Dataset listings of figures:

((

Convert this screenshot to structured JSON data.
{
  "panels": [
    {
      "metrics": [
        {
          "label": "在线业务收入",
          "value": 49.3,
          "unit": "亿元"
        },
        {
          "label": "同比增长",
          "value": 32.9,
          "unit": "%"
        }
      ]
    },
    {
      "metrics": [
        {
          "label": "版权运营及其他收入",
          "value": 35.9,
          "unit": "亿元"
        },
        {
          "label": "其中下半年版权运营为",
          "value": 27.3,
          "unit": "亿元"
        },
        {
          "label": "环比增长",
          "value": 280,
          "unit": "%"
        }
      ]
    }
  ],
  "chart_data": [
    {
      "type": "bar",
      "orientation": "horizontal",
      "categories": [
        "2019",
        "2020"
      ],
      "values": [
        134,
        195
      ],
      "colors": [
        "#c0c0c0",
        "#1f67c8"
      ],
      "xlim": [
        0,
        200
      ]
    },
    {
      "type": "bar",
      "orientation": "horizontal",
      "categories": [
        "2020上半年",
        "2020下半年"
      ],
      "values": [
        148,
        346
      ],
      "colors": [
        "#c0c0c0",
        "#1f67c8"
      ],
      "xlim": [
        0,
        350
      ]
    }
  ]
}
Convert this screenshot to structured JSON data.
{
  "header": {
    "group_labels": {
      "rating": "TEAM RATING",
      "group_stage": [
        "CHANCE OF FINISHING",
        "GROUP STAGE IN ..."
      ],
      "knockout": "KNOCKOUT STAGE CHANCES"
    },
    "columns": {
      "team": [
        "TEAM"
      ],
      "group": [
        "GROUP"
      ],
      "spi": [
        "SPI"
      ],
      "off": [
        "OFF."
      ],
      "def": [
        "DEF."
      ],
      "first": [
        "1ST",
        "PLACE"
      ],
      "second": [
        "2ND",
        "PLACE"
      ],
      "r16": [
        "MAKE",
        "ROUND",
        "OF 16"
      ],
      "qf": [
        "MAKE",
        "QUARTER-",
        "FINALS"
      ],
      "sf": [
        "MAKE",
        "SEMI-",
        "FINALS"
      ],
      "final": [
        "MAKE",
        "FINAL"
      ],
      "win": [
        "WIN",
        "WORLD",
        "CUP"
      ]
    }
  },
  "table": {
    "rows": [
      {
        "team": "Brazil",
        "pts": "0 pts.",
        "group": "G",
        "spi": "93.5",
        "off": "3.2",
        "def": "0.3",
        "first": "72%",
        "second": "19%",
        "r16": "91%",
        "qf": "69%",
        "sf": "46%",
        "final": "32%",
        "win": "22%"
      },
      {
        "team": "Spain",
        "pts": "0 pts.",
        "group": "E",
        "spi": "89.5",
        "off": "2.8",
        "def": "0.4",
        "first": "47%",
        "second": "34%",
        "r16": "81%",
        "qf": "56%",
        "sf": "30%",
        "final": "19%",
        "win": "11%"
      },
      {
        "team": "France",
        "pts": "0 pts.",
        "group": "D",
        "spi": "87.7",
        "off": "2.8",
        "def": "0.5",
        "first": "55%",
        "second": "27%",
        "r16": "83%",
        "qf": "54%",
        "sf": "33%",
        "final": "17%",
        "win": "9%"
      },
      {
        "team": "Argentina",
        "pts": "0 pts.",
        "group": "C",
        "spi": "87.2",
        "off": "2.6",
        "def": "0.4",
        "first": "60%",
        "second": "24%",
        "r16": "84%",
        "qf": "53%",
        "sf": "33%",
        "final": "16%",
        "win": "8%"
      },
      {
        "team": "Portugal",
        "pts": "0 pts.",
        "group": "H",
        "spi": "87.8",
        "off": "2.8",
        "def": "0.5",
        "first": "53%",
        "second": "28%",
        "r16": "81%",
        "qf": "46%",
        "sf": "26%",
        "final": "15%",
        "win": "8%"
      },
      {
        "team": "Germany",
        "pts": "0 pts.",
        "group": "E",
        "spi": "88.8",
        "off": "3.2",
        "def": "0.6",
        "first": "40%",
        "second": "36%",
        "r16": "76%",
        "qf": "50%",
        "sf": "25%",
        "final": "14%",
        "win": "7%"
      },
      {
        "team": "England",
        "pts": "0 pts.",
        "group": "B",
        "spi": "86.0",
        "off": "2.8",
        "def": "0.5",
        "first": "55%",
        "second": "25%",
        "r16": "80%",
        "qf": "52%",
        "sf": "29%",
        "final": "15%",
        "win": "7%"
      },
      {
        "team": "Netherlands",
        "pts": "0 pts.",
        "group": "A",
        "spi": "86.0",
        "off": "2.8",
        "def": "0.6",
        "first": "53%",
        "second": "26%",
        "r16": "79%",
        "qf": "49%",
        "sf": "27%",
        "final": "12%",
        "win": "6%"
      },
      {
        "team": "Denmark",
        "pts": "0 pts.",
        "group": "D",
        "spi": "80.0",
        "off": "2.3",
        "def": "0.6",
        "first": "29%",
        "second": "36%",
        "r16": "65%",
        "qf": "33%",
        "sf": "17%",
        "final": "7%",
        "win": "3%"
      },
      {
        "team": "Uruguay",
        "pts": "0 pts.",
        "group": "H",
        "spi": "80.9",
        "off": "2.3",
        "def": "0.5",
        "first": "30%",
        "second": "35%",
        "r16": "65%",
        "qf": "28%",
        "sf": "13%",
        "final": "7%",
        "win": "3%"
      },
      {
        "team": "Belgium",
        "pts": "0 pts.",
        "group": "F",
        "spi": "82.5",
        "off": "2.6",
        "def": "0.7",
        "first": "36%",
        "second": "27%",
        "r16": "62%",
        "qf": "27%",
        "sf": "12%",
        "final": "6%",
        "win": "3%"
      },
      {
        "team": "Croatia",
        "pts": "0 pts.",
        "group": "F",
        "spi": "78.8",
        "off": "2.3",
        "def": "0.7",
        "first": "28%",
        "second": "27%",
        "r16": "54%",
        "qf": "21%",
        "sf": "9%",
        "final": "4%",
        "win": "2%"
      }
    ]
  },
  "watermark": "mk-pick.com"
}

))
((

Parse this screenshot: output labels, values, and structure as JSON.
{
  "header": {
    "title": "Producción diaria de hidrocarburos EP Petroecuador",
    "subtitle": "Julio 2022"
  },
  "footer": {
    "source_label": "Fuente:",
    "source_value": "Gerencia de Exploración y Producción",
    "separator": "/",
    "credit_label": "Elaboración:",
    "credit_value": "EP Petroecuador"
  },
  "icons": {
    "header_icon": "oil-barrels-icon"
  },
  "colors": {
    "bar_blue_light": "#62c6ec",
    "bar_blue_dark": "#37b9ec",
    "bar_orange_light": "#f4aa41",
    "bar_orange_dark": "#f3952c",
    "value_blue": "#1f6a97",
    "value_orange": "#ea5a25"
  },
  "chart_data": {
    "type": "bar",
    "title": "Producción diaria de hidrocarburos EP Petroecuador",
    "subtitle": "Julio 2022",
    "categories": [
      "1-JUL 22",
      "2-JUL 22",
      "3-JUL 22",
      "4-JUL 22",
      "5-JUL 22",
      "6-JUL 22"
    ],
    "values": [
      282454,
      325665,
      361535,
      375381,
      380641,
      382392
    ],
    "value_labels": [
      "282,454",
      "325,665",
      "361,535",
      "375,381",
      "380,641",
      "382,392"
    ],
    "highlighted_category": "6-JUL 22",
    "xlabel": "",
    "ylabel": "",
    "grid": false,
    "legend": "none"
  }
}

))

▶ _Task brief_: Pull out each line containing the word "values" and copy it.

▶ _Answer below_:
      "values": [
      "values": [
Parse this screenshot: output labels, values, and structure as JSON.
    "values": [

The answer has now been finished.